Figure contents as structured data:
————

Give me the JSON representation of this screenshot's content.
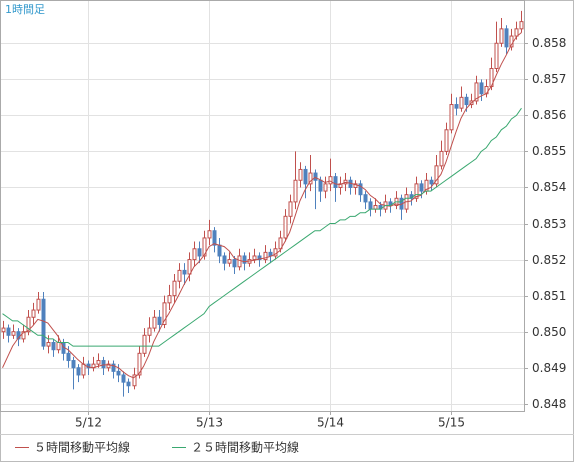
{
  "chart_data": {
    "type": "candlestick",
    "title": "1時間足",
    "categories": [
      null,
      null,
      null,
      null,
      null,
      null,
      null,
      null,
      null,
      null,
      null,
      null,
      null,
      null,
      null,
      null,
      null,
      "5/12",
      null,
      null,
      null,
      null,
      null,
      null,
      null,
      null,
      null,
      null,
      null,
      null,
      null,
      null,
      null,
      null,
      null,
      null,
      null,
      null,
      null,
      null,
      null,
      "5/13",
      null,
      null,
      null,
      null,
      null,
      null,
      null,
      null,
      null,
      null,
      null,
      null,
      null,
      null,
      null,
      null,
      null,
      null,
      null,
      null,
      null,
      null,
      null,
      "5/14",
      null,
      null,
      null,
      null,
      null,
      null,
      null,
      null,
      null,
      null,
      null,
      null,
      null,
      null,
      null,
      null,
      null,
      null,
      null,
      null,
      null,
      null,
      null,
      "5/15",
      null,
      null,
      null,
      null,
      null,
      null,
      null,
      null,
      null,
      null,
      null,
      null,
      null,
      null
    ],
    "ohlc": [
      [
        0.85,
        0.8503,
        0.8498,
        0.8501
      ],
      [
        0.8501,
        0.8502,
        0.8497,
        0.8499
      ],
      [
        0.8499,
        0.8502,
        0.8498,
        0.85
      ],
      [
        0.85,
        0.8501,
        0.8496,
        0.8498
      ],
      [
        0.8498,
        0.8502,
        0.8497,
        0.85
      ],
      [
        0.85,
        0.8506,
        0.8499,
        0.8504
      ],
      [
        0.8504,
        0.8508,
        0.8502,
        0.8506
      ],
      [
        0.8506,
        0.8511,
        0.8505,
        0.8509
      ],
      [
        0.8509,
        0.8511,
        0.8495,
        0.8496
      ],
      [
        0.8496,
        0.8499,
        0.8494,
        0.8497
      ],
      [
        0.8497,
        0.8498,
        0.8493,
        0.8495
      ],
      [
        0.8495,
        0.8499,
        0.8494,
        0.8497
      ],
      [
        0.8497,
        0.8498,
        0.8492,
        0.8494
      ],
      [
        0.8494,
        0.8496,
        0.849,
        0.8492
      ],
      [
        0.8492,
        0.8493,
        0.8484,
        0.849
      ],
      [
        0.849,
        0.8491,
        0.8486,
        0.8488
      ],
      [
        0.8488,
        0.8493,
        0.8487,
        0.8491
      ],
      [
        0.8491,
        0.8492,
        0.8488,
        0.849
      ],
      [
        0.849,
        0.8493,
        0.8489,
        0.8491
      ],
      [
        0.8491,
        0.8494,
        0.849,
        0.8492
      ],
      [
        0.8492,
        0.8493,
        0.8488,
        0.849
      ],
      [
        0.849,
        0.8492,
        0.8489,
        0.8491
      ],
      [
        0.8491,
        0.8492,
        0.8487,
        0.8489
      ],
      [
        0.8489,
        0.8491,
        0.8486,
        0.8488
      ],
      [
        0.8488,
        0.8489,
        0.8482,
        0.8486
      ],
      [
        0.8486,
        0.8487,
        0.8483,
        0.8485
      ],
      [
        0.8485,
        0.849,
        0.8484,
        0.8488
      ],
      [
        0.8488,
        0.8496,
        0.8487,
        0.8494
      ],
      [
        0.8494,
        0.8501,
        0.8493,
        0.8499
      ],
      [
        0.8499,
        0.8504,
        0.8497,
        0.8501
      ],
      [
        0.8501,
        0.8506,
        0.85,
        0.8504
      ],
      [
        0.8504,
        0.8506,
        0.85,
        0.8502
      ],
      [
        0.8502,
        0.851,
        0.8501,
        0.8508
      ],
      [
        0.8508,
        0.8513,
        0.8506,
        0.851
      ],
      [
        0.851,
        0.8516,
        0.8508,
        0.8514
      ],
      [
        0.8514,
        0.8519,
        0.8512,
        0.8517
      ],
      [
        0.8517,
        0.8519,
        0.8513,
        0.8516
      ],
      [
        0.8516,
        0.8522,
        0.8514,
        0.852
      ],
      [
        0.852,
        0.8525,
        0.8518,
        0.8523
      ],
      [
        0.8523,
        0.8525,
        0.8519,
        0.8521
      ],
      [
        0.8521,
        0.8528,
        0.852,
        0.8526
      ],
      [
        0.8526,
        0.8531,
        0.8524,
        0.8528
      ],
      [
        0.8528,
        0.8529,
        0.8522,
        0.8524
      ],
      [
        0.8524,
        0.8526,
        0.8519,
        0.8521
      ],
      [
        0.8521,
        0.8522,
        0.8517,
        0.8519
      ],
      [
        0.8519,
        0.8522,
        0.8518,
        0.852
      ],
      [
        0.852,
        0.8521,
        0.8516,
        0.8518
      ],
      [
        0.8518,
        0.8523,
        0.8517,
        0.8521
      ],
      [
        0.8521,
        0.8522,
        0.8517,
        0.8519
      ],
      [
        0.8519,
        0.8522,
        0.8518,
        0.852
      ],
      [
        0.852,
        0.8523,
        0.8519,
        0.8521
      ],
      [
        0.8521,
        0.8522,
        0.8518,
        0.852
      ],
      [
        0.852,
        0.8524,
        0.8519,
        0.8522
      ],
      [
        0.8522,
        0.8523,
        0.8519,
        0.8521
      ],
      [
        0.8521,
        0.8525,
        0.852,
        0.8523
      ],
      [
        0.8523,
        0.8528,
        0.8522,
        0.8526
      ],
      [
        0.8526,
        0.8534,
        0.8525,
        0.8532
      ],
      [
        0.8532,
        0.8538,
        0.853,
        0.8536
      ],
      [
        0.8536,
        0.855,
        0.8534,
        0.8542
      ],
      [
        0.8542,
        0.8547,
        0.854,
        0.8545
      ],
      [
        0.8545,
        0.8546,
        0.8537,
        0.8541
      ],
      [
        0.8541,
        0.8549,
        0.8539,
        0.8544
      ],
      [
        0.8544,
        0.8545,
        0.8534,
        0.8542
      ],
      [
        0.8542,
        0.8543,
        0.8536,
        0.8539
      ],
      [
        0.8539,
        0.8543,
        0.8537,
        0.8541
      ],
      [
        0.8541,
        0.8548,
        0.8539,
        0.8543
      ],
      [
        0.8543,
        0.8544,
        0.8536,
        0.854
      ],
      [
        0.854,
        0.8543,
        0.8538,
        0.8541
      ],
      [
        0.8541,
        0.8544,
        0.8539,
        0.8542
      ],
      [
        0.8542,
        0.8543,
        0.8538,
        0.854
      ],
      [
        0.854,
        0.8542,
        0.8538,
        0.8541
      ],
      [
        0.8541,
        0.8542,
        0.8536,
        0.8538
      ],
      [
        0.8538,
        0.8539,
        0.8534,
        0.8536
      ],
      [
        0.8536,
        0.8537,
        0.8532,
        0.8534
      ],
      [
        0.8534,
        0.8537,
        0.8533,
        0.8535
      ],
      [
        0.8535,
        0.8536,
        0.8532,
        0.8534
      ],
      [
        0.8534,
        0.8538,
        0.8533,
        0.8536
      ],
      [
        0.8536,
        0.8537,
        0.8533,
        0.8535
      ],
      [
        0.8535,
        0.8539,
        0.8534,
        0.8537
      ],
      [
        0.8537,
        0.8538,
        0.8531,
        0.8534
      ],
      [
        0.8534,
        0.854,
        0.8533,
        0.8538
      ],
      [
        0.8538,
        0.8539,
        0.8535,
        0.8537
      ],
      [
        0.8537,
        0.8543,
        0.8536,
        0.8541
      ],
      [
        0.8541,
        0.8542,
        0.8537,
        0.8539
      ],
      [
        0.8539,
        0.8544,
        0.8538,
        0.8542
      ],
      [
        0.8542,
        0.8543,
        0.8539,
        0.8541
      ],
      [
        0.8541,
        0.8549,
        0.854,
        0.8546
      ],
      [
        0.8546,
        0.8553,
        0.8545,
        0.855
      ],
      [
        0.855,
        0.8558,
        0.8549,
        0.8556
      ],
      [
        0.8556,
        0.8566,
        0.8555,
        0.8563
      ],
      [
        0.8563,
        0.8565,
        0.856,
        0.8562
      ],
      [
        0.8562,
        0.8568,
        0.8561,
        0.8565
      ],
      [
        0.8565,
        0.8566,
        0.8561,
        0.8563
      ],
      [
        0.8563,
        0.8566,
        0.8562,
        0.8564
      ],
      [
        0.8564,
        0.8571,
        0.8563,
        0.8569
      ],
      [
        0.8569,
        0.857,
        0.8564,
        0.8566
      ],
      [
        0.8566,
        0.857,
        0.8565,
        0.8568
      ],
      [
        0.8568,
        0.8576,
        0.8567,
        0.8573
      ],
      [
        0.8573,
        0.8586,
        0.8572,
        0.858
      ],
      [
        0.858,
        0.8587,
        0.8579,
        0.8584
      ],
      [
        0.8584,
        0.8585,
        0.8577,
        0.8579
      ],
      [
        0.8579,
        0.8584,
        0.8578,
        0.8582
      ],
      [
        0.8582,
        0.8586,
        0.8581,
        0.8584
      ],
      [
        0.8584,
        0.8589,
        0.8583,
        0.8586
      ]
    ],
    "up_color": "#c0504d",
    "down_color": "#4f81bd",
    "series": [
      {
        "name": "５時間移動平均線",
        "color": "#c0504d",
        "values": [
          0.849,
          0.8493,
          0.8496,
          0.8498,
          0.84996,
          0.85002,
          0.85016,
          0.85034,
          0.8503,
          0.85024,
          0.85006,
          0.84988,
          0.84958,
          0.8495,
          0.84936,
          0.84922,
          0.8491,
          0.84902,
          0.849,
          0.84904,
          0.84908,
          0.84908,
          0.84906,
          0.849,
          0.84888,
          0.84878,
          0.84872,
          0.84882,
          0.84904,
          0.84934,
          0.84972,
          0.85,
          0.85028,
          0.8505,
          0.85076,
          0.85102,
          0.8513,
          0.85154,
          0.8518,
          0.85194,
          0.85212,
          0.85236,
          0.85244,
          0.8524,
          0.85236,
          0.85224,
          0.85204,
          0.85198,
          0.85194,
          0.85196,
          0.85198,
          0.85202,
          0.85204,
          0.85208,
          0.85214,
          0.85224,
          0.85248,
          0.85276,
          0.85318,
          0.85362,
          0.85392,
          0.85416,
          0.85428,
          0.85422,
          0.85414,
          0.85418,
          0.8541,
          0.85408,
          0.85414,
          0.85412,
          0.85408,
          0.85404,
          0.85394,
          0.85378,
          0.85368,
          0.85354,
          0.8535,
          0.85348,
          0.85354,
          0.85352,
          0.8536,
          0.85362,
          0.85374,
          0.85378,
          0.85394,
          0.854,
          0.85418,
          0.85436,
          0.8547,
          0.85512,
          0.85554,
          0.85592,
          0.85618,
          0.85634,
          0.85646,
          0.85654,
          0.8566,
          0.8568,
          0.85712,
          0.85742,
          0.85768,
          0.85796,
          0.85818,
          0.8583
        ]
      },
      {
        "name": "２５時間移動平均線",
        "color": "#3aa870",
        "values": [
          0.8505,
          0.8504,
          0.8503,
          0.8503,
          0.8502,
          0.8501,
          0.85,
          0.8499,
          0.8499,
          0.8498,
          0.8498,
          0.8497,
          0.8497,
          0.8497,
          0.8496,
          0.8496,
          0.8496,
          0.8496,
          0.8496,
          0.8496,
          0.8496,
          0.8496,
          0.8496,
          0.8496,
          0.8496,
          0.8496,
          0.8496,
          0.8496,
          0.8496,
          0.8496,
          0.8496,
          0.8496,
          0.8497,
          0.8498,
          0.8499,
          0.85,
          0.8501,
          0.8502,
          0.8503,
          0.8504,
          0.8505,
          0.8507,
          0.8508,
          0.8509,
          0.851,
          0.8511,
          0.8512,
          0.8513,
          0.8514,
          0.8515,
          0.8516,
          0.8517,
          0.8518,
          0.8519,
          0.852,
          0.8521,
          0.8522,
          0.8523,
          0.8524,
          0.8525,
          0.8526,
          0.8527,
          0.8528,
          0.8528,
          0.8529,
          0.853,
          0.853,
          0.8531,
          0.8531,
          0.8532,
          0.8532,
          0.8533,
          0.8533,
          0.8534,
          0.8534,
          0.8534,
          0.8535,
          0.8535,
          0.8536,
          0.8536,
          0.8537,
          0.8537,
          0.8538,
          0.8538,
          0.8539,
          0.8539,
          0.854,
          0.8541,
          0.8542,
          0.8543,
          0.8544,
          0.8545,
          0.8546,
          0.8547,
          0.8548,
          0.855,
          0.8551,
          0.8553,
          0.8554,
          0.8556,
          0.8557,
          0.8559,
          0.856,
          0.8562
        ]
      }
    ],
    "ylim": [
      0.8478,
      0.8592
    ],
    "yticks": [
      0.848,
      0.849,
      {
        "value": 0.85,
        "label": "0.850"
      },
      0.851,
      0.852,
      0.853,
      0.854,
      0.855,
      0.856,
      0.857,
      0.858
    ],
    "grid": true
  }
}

————

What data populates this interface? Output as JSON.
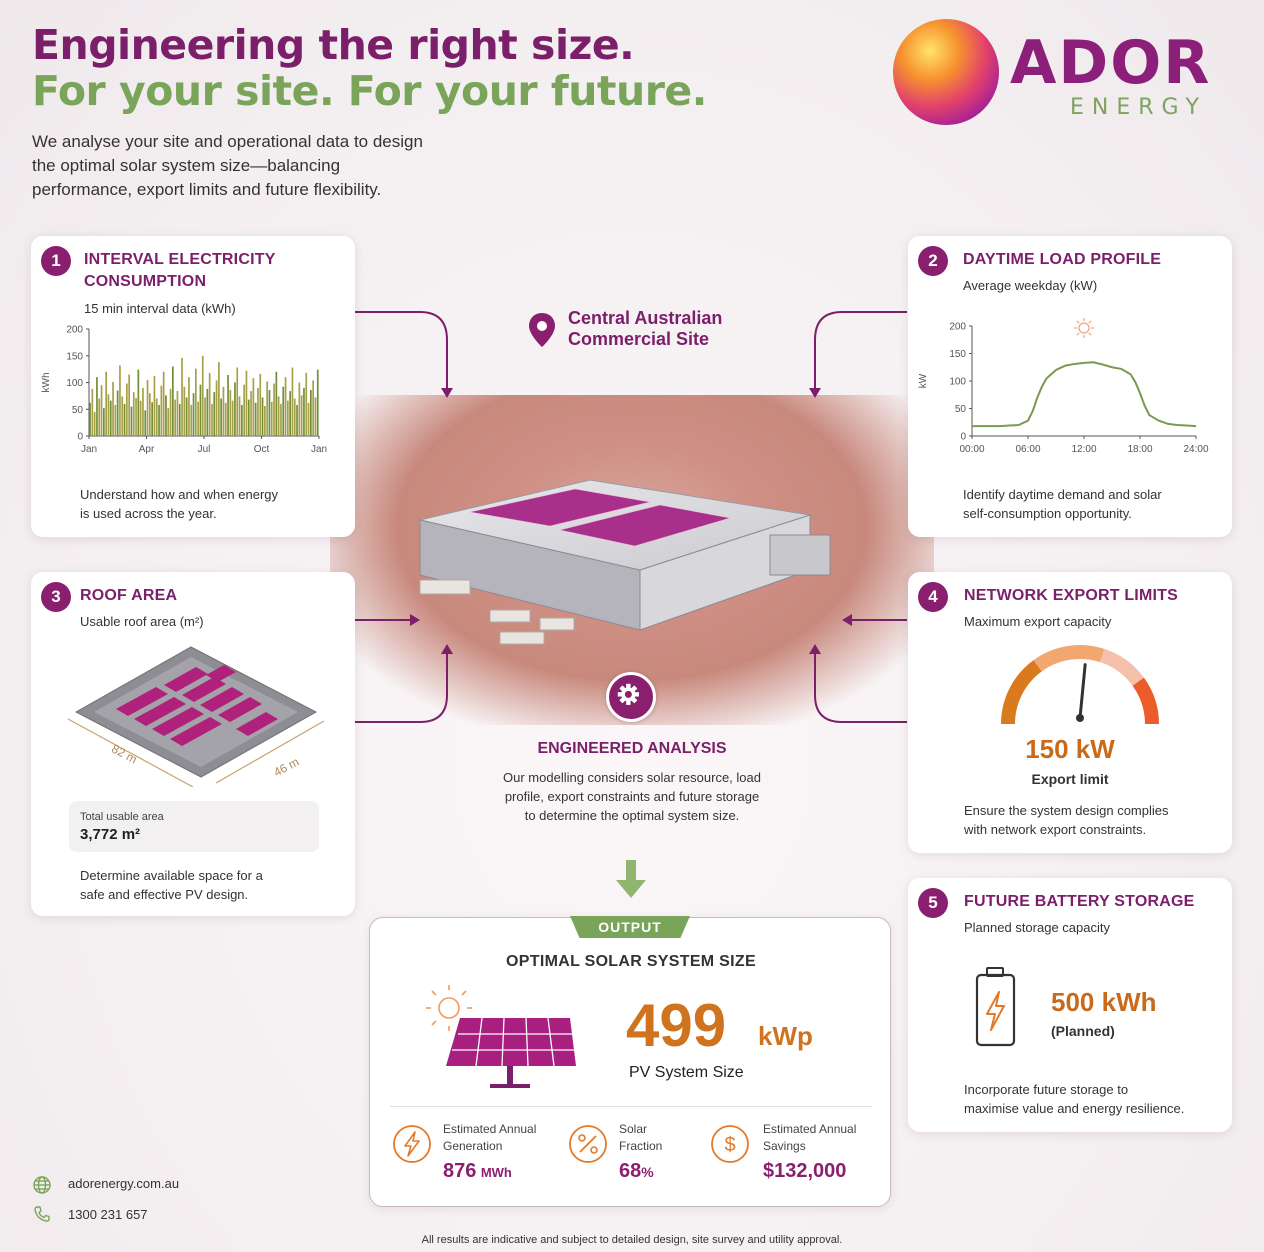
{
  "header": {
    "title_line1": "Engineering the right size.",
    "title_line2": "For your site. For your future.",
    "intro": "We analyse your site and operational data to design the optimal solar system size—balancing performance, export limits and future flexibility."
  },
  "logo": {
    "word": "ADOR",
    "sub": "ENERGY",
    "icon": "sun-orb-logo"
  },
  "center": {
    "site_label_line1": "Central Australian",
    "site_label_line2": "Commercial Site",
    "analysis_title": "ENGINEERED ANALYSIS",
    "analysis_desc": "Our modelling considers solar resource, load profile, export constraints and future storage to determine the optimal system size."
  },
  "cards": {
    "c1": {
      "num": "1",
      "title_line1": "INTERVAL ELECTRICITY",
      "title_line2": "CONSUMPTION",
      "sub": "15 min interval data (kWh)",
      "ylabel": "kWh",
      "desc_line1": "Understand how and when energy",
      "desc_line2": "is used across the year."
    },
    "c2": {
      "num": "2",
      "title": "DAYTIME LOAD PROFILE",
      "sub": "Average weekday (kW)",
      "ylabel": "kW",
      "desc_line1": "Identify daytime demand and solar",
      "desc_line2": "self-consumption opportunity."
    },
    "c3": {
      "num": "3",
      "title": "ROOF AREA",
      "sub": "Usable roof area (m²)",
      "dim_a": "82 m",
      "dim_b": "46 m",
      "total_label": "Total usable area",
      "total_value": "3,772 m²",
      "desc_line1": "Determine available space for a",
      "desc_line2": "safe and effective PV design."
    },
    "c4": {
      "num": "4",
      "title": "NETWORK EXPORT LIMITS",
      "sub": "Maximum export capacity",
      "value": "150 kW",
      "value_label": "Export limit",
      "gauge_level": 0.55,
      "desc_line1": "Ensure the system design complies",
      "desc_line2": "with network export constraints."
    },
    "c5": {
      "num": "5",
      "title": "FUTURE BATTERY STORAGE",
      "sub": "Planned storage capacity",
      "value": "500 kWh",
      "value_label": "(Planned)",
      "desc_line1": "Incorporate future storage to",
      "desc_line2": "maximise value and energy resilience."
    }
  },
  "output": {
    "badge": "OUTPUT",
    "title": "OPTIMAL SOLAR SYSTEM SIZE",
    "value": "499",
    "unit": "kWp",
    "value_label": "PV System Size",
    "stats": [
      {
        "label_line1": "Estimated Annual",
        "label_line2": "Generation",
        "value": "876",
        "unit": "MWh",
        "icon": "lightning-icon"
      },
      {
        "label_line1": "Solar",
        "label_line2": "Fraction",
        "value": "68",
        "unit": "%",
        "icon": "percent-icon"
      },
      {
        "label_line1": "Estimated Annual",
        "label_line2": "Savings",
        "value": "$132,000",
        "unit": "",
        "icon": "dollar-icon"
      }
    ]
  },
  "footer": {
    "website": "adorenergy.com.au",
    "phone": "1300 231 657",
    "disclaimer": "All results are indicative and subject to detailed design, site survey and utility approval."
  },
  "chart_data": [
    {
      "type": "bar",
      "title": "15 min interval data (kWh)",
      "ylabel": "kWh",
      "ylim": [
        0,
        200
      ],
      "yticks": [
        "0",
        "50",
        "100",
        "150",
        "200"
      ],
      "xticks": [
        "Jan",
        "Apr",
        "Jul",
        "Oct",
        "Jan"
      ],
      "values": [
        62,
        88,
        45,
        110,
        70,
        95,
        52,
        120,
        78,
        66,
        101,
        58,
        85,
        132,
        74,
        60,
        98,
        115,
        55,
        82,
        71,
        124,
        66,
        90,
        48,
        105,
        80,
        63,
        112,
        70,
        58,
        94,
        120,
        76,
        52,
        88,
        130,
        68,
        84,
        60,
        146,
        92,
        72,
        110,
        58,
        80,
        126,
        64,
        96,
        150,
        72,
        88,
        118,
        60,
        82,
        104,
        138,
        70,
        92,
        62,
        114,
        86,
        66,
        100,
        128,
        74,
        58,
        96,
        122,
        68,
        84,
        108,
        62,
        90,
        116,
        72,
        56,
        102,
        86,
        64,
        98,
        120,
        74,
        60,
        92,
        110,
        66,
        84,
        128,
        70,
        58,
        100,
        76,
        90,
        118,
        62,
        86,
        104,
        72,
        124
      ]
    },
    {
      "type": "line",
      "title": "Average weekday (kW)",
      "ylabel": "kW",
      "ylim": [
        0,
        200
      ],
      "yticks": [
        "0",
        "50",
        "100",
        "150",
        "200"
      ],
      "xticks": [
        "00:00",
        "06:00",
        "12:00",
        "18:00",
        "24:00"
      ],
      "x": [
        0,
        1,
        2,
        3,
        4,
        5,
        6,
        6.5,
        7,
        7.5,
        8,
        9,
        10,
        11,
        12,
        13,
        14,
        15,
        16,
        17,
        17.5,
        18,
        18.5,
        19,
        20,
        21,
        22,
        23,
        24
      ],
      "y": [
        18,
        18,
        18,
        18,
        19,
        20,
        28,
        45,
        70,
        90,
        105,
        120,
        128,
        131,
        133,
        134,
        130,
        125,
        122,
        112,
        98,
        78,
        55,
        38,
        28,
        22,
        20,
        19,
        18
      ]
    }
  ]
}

————

Pick each line holding the word "JSON" out of the data and copy it.

Give me the JSON representation of this screenshot's content.
What data populates this interface? Output as JSON.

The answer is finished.